→ Exercise prompt:
Output every entry exactly as given.
-- BEGIN Records supplied --
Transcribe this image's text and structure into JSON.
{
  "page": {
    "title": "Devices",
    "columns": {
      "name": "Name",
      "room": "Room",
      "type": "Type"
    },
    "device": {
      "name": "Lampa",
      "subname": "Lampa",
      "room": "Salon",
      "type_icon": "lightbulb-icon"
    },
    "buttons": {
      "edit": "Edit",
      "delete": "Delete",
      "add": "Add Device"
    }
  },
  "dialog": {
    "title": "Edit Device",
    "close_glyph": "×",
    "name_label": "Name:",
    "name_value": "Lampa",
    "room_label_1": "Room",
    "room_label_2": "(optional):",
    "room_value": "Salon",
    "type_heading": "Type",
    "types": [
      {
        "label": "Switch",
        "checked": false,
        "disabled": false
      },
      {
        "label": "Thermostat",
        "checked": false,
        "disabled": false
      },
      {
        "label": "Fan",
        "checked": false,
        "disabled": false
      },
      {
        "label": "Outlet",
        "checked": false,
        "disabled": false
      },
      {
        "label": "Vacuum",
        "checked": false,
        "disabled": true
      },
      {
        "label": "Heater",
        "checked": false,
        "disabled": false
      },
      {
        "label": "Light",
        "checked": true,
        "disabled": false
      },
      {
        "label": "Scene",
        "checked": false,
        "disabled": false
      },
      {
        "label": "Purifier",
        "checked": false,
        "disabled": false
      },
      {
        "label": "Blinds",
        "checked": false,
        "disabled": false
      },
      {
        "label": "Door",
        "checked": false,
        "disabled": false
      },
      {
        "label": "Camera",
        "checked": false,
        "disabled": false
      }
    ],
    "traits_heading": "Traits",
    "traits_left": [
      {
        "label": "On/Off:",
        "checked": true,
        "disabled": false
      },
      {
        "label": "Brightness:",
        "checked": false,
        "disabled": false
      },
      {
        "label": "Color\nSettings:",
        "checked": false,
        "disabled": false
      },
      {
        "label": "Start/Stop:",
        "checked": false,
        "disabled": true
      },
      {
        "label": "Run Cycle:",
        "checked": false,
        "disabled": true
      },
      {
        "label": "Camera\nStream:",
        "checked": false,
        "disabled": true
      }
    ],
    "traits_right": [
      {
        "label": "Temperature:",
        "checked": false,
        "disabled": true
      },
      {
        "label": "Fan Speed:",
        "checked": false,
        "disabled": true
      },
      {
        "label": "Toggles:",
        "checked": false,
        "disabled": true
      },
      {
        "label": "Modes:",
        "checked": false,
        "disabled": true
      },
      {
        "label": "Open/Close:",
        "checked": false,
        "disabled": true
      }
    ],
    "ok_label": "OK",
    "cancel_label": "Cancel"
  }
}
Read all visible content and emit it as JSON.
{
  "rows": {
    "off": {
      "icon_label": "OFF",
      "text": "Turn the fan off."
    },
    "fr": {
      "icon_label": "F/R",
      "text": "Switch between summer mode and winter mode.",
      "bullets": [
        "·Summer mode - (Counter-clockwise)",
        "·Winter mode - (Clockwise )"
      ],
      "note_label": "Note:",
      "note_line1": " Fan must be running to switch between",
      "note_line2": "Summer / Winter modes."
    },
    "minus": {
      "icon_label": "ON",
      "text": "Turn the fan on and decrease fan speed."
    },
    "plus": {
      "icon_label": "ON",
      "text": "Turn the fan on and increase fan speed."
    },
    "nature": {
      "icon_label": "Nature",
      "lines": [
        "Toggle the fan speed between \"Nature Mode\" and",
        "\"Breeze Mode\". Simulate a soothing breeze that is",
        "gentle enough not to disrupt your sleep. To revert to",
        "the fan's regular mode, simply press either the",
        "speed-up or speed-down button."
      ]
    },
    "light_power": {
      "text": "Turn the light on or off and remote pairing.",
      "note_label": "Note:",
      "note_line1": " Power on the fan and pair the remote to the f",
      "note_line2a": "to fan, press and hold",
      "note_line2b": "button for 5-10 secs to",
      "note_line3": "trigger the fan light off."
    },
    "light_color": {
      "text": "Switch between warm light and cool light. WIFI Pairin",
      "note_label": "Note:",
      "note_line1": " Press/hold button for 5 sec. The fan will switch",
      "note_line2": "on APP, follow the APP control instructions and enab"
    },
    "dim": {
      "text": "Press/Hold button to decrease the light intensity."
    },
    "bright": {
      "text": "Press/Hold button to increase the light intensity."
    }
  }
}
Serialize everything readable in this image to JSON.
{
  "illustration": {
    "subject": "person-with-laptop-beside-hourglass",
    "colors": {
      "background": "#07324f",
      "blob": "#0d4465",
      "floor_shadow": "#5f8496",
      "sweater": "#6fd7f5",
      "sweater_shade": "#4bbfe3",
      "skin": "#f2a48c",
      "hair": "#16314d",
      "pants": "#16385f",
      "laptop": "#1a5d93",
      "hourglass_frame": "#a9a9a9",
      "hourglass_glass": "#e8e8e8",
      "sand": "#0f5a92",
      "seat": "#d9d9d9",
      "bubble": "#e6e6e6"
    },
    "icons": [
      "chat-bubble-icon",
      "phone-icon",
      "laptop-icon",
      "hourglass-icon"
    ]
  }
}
-- END Records supplied --
→ Task result:
Transcribe this image's text and structure into JSON.
{
  "page": {
    "title": "Devices",
    "columns": {
      "name": "Name",
      "room": "Room",
      "type": "Type"
    },
    "device": {
      "name": "Lampa",
      "subname": "Lampa",
      "room": "Salon",
      "type_icon": "lightbulb-icon"
    },
    "buttons": {
      "edit": "Edit",
      "delete": "Delete",
      "add": "Add Device"
    }
  },
  "dialog": {
    "title": "Edit Device",
    "close_glyph": "×",
    "name_label": "Name:",
    "name_value": "Lampa",
    "room_label_1": "Room",
    "room_label_2": "(optional):",
    "room_value": "Salon",
    "type_heading": "Type",
    "types": [
      {
        "label": "Switch",
        "checked": false,
        "disabled": false
      },
      {
        "label": "Thermostat",
        "checked": false,
        "disabled": false
      },
      {
        "label": "Fan",
        "checked": false,
        "disabled": false
      },
      {
        "label": "Outlet",
        "checked": false,
        "disabled": false
      },
      {
        "label": "Vacuum",
        "checked": false,
        "disabled": true
      },
      {
        "label": "Heater",
        "checked": false,
        "disabled": false
      },
      {
        "label": "Light",
        "checked": true,
        "disabled": false
      },
      {
        "label": "Scene",
        "checked": false,
        "disabled": false
      },
      {
        "label": "Purifier",
        "checked": false,
        "disabled": false
      },
      {
        "label": "Blinds",
        "checked": false,
        "disabled": false
      },
      {
        "label": "Door",
        "checked": false,
        "disabled": false
      },
      {
        "label": "Camera",
        "checked": false,
        "disabled": false
      }
    ],
    "traits_heading": "Traits",
    "traits_left": [
      {
        "label": "On/Off:",
        "checked": true,
        "disabled": false
      },
      {
        "label": "Brightness:",
        "checked": false,
        "disabled": false
      },
      {
        "label": "Color\nSettings:",
        "checked": false,
        "disabled": false
      },
      {
        "label": "Start/Stop:",
        "checked": false,
        "disabled": true
      },
      {
        "label": "Run Cycle:",
        "checked": false,
        "disabled": true
      },
      {
        "label": "Camera\nStream:",
        "checked": false,
        "disabled": true
      }
    ],
    "traits_right": [
      {
        "label": "Temperature:",
        "checked": false,
        "disabled": true
      },
      {
        "label": "Fan Speed:",
        "checked": false,
        "disabled": true
      },
      {
        "label": "Toggles:",
        "checked": false,
        "disabled": true
      },
      {
        "label": "Modes:",
        "checked": false,
        "disabled": true
      },
      {
        "label": "Open/Close:",
        "checked": false,
        "disabled": true
      }
    ],
    "ok_label": "OK",
    "cancel_label": "Cancel"
  }
}
Read all visible content and emit it as JSON.
{
  "rows": {
    "off": {
      "icon_label": "OFF",
      "text": "Turn the fan off."
    },
    "fr": {
      "icon_label": "F/R",
      "text": "Switch between summer mode and winter mode.",
      "bullets": [
        "·Summer mode - (Counter-clockwise)",
        "·Winter mode - (Clockwise )"
      ],
      "note_label": "Note:",
      "note_line1": " Fan must be running to switch between",
      "note_line2": "Summer / Winter modes."
    },
    "minus": {
      "icon_label": "ON",
      "text": "Turn the fan on and decrease fan speed."
    },
    "plus": {
      "icon_label": "ON",
      "text": "Turn the fan on and increase fan speed."
    },
    "nature": {
      "icon_label": "Nature",
      "lines": [
        "Toggle the fan speed between \"Nature Mode\" and",
        "\"Breeze Mode\". Simulate a soothing breeze that is",
        "gentle enough not to disrupt your sleep. To revert to",
        "the fan's regular mode, simply press either the",
        "speed-up or speed-down button."
      ]
    },
    "light_power": {
      "text": "Turn the light on or off and remote pairing.",
      "note_label": "Note:",
      "note_line1": " Power on the fan and pair the remote to the f",
      "note_line2a": "to fan, press and hold",
      "note_line2b": "button for 5-10 secs to",
      "note_line3": "trigger the fan light off."
    },
    "light_color": {
      "text": "Switch between warm light and cool light. WIFI Pairin",
      "note_label": "Note:",
      "note_line1": " Press/hold button for 5 sec. The fan will switch",
      "note_line2": "on APP, follow the APP control instructions and enab"
    },
    "dim": {
      "text": "Press/Hold button to decrease the light intensity."
    },
    "bright": {
      "text": "Press/Hold button to increase the light intensity."
    }
  }
}
Serialize everything readable in this image to JSON.
{
  "illustration": {
    "subject": "person-with-laptop-beside-hourglass",
    "colors": {
      "background": "#07324f",
      "blob": "#0d4465",
      "floor_shadow": "#5f8496",
      "sweater": "#6fd7f5",
      "sweater_shade": "#4bbfe3",
      "skin": "#f2a48c",
      "hair": "#16314d",
      "pants": "#16385f",
      "laptop": "#1a5d93",
      "hourglass_frame": "#a9a9a9",
      "hourglass_glass": "#e8e8e8",
      "sand": "#0f5a92",
      "seat": "#d9d9d9",
      "bubble": "#e6e6e6"
    },
    "icons": [
      "chat-bubble-icon",
      "phone-icon",
      "laptop-icon",
      "hourglass-icon"
    ]
  }
}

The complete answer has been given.